Return only the number of lines in the entries below that hold the word "color".
>> begin
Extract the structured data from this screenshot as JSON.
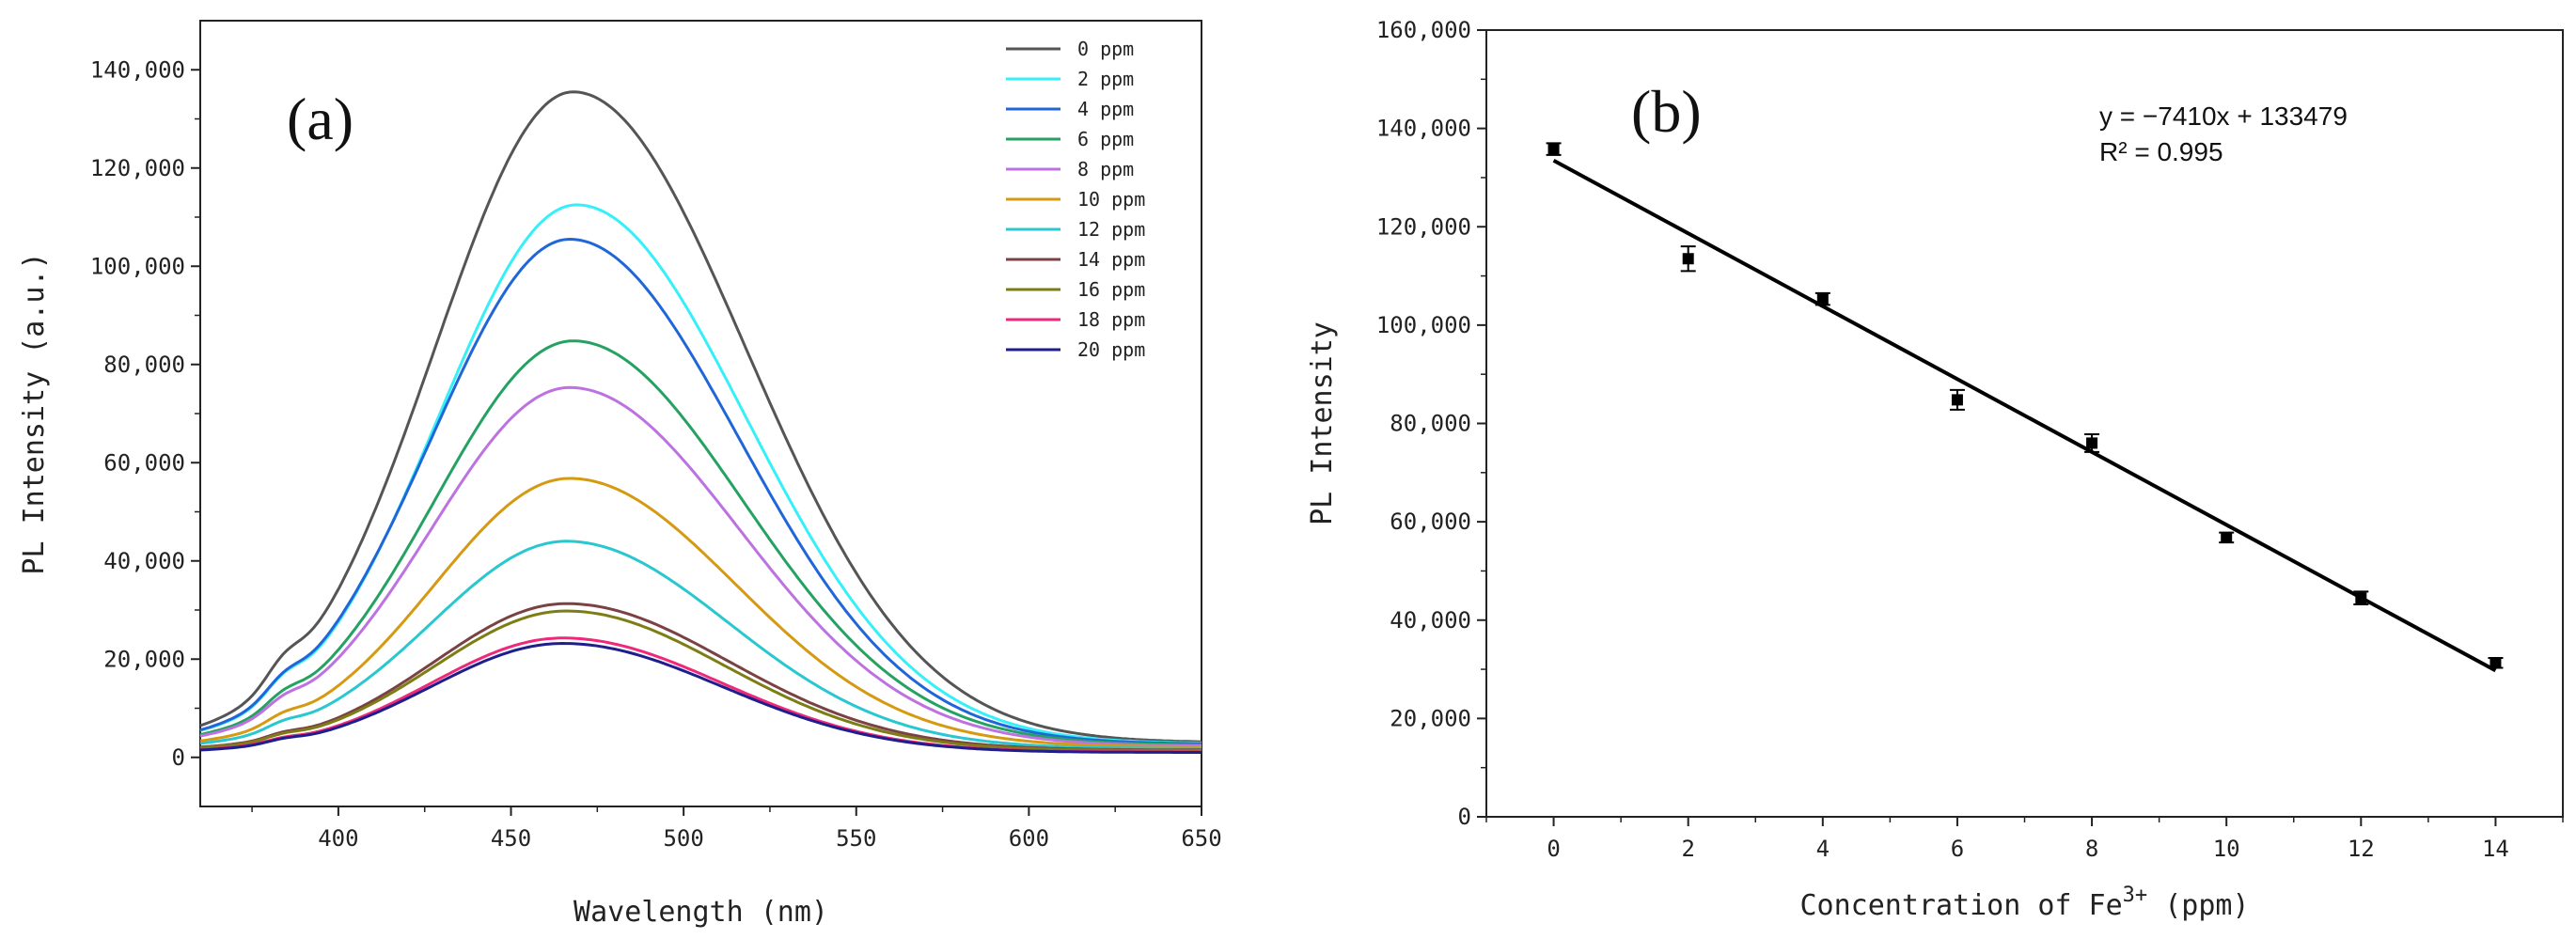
{
  "chart_data": [
    {
      "type": "line",
      "panel_label": "(a)",
      "title": "",
      "xlabel": "Wavelength (nm)",
      "ylabel": "PL Intensity (a.u.)",
      "xlim": [
        360,
        650
      ],
      "ylim": [
        -10000,
        150000
      ],
      "xticks": [
        400,
        450,
        500,
        550,
        600,
        650
      ],
      "xtick_labels": [
        "400",
        "450",
        "500",
        "550",
        "600",
        "650"
      ],
      "yticks": [
        0,
        20000,
        40000,
        60000,
        80000,
        100000,
        120000,
        140000
      ],
      "ytick_labels": [
        "0",
        "20,000",
        "40,000",
        "60,000",
        "80,000",
        "100,000",
        "120,000",
        "140,000"
      ],
      "legend_position": "top-right",
      "series": [
        {
          "name": "0 ppm",
          "color": "#555555",
          "peak": 135500,
          "center": 468,
          "left_sigma": 40,
          "right_sigma": 50,
          "floor": 3000
        },
        {
          "name": "2 ppm",
          "color": "#35F0F8",
          "peak": 112500,
          "center": 469,
          "left_sigma": 40,
          "right_sigma": 49,
          "floor": 2800
        },
        {
          "name": "4 ppm",
          "color": "#2166D9",
          "peak": 105500,
          "center": 467,
          "left_sigma": 40,
          "right_sigma": 49,
          "floor": 2700
        },
        {
          "name": "6 ppm",
          "color": "#25A262",
          "peak": 84800,
          "center": 468,
          "left_sigma": 40,
          "right_sigma": 49,
          "floor": 2500
        },
        {
          "name": "8 ppm",
          "color": "#BC72E0",
          "peak": 75300,
          "center": 467,
          "left_sigma": 40,
          "right_sigma": 49,
          "floor": 2300
        },
        {
          "name": "10 ppm",
          "color": "#D59A12",
          "peak": 56800,
          "center": 467,
          "left_sigma": 39,
          "right_sigma": 48,
          "floor": 2100
        },
        {
          "name": "12 ppm",
          "color": "#29C7CF",
          "peak": 44000,
          "center": 466,
          "left_sigma": 39,
          "right_sigma": 47,
          "floor": 1800
        },
        {
          "name": "14 ppm",
          "color": "#7A4242",
          "peak": 31300,
          "center": 466,
          "left_sigma": 38,
          "right_sigma": 47,
          "floor": 1500
        },
        {
          "name": "16 ppm",
          "color": "#7D7D16",
          "peak": 29800,
          "center": 466,
          "left_sigma": 38,
          "right_sigma": 46,
          "floor": 1400
        },
        {
          "name": "18 ppm",
          "color": "#F0287A",
          "peak": 24300,
          "center": 465,
          "left_sigma": 38,
          "right_sigma": 46,
          "floor": 1100
        },
        {
          "name": "20 ppm",
          "color": "#1E1E8C",
          "peak": 23200,
          "center": 465,
          "left_sigma": 38,
          "right_sigma": 46,
          "floor": 1000
        }
      ]
    },
    {
      "type": "scatter",
      "panel_label": "(b)",
      "title": "",
      "xlabel_main": "Concentration of Fe",
      "xlabel_sup": "3+",
      "xlabel_tail": " (ppm)",
      "ylabel": "PL Intensity",
      "xlim": [
        -1,
        15
      ],
      "ylim": [
        0,
        160000
      ],
      "xticks": [
        0,
        2,
        4,
        6,
        8,
        10,
        12,
        14
      ],
      "xtick_labels": [
        "0",
        "2",
        "4",
        "6",
        "8",
        "10",
        "12",
        "14"
      ],
      "yticks": [
        0,
        20000,
        40000,
        60000,
        80000,
        100000,
        120000,
        140000,
        160000
      ],
      "ytick_labels": [
        "0",
        "20,000",
        "40,000",
        "60,000",
        "80,000",
        "100,000",
        "120,000",
        "140,000",
        "160,000"
      ],
      "points": [
        {
          "x": 0,
          "y": 135800,
          "err": 1200
        },
        {
          "x": 2,
          "y": 113500,
          "err": 2500
        },
        {
          "x": 4,
          "y": 105300,
          "err": 1200
        },
        {
          "x": 6,
          "y": 84800,
          "err": 2000
        },
        {
          "x": 8,
          "y": 76000,
          "err": 1800
        },
        {
          "x": 10,
          "y": 56800,
          "err": 1000
        },
        {
          "x": 12,
          "y": 44500,
          "err": 1300
        },
        {
          "x": 14,
          "y": 31300,
          "err": 1000
        }
      ],
      "fit": {
        "slope": -7410,
        "intercept": 133479,
        "x_range": [
          0,
          14
        ]
      },
      "equation_text": "y = −7410x + 133479",
      "r2_text": "R² = 0.995"
    }
  ]
}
>> end
▸ **RESPONSE FOR THIS EXERCISE**
11